## start

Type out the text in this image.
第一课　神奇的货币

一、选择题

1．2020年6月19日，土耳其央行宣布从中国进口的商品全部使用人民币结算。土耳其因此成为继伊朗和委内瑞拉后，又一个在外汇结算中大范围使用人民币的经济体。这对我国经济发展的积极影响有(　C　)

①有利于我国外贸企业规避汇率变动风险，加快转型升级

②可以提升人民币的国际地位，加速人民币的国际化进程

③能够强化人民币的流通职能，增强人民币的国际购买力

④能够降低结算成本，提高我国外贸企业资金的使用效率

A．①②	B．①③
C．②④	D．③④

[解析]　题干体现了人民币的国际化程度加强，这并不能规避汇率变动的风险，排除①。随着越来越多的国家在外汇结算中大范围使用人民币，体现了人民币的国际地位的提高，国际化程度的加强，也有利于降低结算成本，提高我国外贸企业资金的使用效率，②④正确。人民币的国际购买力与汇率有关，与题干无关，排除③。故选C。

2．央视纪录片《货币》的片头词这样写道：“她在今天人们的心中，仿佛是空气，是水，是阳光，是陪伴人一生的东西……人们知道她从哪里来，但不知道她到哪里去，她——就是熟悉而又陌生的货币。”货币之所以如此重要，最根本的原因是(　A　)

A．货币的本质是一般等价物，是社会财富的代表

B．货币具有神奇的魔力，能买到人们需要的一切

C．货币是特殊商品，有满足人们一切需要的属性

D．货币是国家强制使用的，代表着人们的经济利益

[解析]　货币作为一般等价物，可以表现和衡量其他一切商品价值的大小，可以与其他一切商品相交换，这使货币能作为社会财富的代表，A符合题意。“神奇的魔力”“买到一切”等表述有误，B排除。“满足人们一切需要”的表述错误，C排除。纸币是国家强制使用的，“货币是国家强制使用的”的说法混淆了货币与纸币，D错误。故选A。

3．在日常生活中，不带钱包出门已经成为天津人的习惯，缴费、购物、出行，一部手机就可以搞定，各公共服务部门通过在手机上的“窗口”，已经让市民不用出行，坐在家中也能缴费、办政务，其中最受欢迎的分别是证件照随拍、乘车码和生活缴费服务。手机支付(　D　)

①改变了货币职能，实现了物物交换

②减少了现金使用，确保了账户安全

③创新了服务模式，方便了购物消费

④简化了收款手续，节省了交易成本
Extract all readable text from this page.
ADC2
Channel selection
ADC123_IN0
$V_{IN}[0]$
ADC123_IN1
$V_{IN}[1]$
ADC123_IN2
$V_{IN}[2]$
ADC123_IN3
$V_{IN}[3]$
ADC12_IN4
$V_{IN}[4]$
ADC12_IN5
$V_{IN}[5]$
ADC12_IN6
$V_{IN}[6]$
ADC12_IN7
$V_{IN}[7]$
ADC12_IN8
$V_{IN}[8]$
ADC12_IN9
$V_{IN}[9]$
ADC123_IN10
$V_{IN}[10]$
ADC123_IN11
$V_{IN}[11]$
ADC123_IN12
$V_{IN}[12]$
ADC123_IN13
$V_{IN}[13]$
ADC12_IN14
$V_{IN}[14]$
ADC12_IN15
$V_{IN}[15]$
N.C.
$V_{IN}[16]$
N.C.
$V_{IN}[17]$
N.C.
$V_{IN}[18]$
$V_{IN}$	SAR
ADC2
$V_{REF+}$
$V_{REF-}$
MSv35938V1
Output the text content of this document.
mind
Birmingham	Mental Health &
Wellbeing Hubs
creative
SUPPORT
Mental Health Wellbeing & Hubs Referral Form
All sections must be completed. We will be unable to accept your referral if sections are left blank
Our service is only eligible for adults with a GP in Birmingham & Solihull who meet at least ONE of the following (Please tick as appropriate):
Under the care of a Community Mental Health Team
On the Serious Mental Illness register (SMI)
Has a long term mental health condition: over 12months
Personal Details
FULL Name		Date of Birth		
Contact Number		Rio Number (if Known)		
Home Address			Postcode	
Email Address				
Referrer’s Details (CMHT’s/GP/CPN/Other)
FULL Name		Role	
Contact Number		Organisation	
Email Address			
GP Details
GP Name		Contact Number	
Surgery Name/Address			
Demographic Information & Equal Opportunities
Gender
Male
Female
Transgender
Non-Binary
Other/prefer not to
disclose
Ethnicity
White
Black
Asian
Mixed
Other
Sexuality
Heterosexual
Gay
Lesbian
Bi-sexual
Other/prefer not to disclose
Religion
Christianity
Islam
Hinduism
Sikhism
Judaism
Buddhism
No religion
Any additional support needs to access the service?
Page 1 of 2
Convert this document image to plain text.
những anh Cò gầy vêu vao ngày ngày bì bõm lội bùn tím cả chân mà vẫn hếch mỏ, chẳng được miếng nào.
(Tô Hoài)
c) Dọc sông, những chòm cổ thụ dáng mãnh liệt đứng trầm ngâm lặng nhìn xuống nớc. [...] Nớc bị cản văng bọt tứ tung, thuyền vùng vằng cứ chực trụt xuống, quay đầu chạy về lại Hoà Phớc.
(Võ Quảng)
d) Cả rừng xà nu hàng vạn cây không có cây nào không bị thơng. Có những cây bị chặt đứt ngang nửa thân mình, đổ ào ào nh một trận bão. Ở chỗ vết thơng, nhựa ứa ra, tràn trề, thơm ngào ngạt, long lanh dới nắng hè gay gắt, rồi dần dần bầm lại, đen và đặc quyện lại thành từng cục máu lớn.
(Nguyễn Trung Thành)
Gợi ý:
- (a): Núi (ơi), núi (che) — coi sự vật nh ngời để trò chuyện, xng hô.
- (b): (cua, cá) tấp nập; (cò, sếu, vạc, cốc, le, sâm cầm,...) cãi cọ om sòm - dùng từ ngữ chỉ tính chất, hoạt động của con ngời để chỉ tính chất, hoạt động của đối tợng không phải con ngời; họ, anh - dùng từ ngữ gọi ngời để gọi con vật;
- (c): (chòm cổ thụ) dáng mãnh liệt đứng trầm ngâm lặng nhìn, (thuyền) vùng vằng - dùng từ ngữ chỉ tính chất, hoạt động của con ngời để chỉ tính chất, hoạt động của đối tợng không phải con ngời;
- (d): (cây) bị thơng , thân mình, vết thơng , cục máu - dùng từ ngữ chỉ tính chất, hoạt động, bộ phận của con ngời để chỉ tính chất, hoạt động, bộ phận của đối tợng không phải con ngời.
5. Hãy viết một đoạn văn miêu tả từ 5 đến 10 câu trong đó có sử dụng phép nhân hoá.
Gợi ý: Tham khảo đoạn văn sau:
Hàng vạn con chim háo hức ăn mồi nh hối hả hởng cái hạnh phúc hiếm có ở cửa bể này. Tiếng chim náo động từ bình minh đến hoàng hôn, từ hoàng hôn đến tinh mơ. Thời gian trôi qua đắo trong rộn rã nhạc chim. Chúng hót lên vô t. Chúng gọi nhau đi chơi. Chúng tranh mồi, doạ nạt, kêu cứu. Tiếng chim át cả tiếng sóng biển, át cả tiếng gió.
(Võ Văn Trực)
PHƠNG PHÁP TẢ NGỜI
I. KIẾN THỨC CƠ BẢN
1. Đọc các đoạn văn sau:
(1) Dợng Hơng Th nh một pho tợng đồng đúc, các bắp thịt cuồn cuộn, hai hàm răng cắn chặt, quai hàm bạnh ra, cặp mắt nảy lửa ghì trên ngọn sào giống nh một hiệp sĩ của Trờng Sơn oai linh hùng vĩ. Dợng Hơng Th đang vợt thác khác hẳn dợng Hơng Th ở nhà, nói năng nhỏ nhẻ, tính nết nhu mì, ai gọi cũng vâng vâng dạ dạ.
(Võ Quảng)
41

## end

● **Task objective**
Give every line of the material again, exactly as it reads.

● **Solution to this exercise**
Type out the text in this image.
第一课　神奇的货币

一、选择题

1．2020年6月19日，土耳其央行宣布从中国进口的商品全部使用人民币结算。土耳其因此成为继伊朗和委内瑞拉后，又一个在外汇结算中大范围使用人民币的经济体。这对我国经济发展的积极影响有(　C　)

①有利于我国外贸企业规避汇率变动风险，加快转型升级

②可以提升人民币的国际地位，加速人民币的国际化进程

③能够强化人民币的流通职能，增强人民币的国际购买力

④能够降低结算成本，提高我国外贸企业资金的使用效率

A．①②	B．①③
C．②④	D．③④

[解析]　题干体现了人民币的国际化程度加强，这并不能规避汇率变动的风险，排除①。随着越来越多的国家在外汇结算中大范围使用人民币，体现了人民币的国际地位的提高，国际化程度的加强，也有利于降低结算成本，提高我国外贸企业资金的使用效率，②④正确。人民币的国际购买力与汇率有关，与题干无关，排除③。故选C。

2．央视纪录片《货币》的片头词这样写道：“她在今天人们的心中，仿佛是空气，是水，是阳光，是陪伴人一生的东西……人们知道她从哪里来，但不知道她到哪里去，她——就是熟悉而又陌生的货币。”货币之所以如此重要，最根本的原因是(　A　)

A．货币的本质是一般等价物，是社会财富的代表

B．货币具有神奇的魔力，能买到人们需要的一切

C．货币是特殊商品，有满足人们一切需要的属性

D．货币是国家强制使用的，代表着人们的经济利益

[解析]　货币作为一般等价物，可以表现和衡量其他一切商品价值的大小，可以与其他一切商品相交换，这使货币能作为社会财富的代表，A符合题意。“神奇的魔力”“买到一切”等表述有误，B排除。“满足人们一切需要”的表述错误，C排除。纸币是国家强制使用的，“货币是国家强制使用的”的说法混淆了货币与纸币，D错误。故选A。

3．在日常生活中，不带钱包出门已经成为天津人的习惯，缴费、购物、出行，一部手机就可以搞定，各公共服务部门通过在手机上的“窗口”，已经让市民不用出行，坐在家中也能缴费、办政务，其中最受欢迎的分别是证件照随拍、乘车码和生活缴费服务。手机支付(　D　)

①改变了货币职能，实现了物物交换

②减少了现金使用，确保了账户安全

③创新了服务模式，方便了购物消费

④简化了收款手续，节省了交易成本
Extract all readable text from this page.
ADC2
Channel selection
ADC123_IN0
$V_{IN}[0]$
ADC123_IN1
$V_{IN}[1]$
ADC123_IN2
$V_{IN}[2]$
ADC123_IN3
$V_{IN}[3]$
ADC12_IN4
$V_{IN}[4]$
ADC12_IN5
$V_{IN}[5]$
ADC12_IN6
$V_{IN}[6]$
ADC12_IN7
$V_{IN}[7]$
ADC12_IN8
$V_{IN}[8]$
ADC12_IN9
$V_{IN}[9]$
ADC123_IN10
$V_{IN}[10]$
ADC123_IN11
$V_{IN}[11]$
ADC123_IN12
$V_{IN}[12]$
ADC123_IN13
$V_{IN}[13]$
ADC12_IN14
$V_{IN}[14]$
ADC12_IN15
$V_{IN}[15]$
N.C.
$V_{IN}[16]$
N.C.
$V_{IN}[17]$
N.C.
$V_{IN}[18]$
$V_{IN}$	SAR
ADC2
$V_{REF+}$
$V_{REF-}$
MSv35938V1
Output the text content of this document.
mind
Birmingham	Mental Health &
Wellbeing Hubs
creative
SUPPORT
Mental Health Wellbeing & Hubs Referral Form
All sections must be completed. We will be unable to accept your referral if sections are left blank
Our service is only eligible for adults with a GP in Birmingham & Solihull who meet at least ONE of the following (Please tick as appropriate):
Under the care of a Community Mental Health Team
On the Serious Mental Illness register (SMI)
Has a long term mental health condition: over 12months
Personal Details
FULL Name		Date of Birth		
Contact Number		Rio Number (if Known)		
Home Address			Postcode	
Email Address				
Referrer’s Details (CMHT’s/GP/CPN/Other)
FULL Name		Role	
Contact Number		Organisation	
Email Address			
GP Details
GP Name		Contact Number	
Surgery Name/Address			
Demographic Information & Equal Opportunities
Gender
Male
Female
Transgender
Non-Binary
Other/prefer not to
disclose
Ethnicity
White
Black
Asian
Mixed
Other
Sexuality
Heterosexual
Gay
Lesbian
Bi-sexual
Other/prefer not to disclose
Religion
Christianity
Islam
Hinduism
Sikhism
Judaism
Buddhism
No religion
Any additional support needs to access the service?
Page 1 of 2
Convert this document image to plain text.
những anh Cò gầy vêu vao ngày ngày bì bõm lội bùn tím cả chân mà vẫn hếch mỏ, chẳng được miếng nào.
(Tô Hoài)
c) Dọc sông, những chòm cổ thụ dáng mãnh liệt đứng trầm ngâm lặng nhìn xuống nớc. [...] Nớc bị cản văng bọt tứ tung, thuyền vùng vằng cứ chực trụt xuống, quay đầu chạy về lại Hoà Phớc.
(Võ Quảng)
d) Cả rừng xà nu hàng vạn cây không có cây nào không bị thơng. Có những cây bị chặt đứt ngang nửa thân mình, đổ ào ào nh một trận bão. Ở chỗ vết thơng, nhựa ứa ra, tràn trề, thơm ngào ngạt, long lanh dới nắng hè gay gắt, rồi dần dần bầm lại, đen và đặc quyện lại thành từng cục máu lớn.
(Nguyễn Trung Thành)
Gợi ý:
- (a): Núi (ơi), núi (che) — coi sự vật nh ngời để trò chuyện, xng hô.
- (b): (cua, cá) tấp nập; (cò, sếu, vạc, cốc, le, sâm cầm,...) cãi cọ om sòm - dùng từ ngữ chỉ tính chất, hoạt động của con ngời để chỉ tính chất, hoạt động của đối tợng không phải con ngời; họ, anh - dùng từ ngữ gọi ngời để gọi con vật;
- (c): (chòm cổ thụ) dáng mãnh liệt đứng trầm ngâm lặng nhìn, (thuyền) vùng vằng - dùng từ ngữ chỉ tính chất, hoạt động của con ngời để chỉ tính chất, hoạt động của đối tợng không phải con ngời;
- (d): (cây) bị thơng , thân mình, vết thơng , cục máu - dùng từ ngữ chỉ tính chất, hoạt động, bộ phận của con ngời để chỉ tính chất, hoạt động, bộ phận của đối tợng không phải con ngời.
5. Hãy viết một đoạn văn miêu tả từ 5 đến 10 câu trong đó có sử dụng phép nhân hoá.
Gợi ý: Tham khảo đoạn văn sau:
Hàng vạn con chim háo hức ăn mồi nh hối hả hởng cái hạnh phúc hiếm có ở cửa bể này. Tiếng chim náo động từ bình minh đến hoàng hôn, từ hoàng hôn đến tinh mơ. Thời gian trôi qua đắo trong rộn rã nhạc chim. Chúng hót lên vô t. Chúng gọi nhau đi chơi. Chúng tranh mồi, doạ nạt, kêu cứu. Tiếng chim át cả tiếng sóng biển, át cả tiếng gió.
(Võ Văn Trực)
PHƠNG PHÁP TẢ NGỜI
I. KIẾN THỨC CƠ BẢN
1. Đọc các đoạn văn sau:
(1) Dợng Hơng Th nh một pho tợng đồng đúc, các bắp thịt cuồn cuộn, hai hàm răng cắn chặt, quai hàm bạnh ra, cặp mắt nảy lửa ghì trên ngọn sào giống nh một hiệp sĩ của Trờng Sơn oai linh hùng vĩ. Dợng Hơng Th đang vợt thác khác hẳn dợng Hơng Th ở nhà, nói năng nhỏ nhẻ, tính nết nhu mì, ai gọi cũng vâng vâng dạ dạ.
(Võ Quảng)
41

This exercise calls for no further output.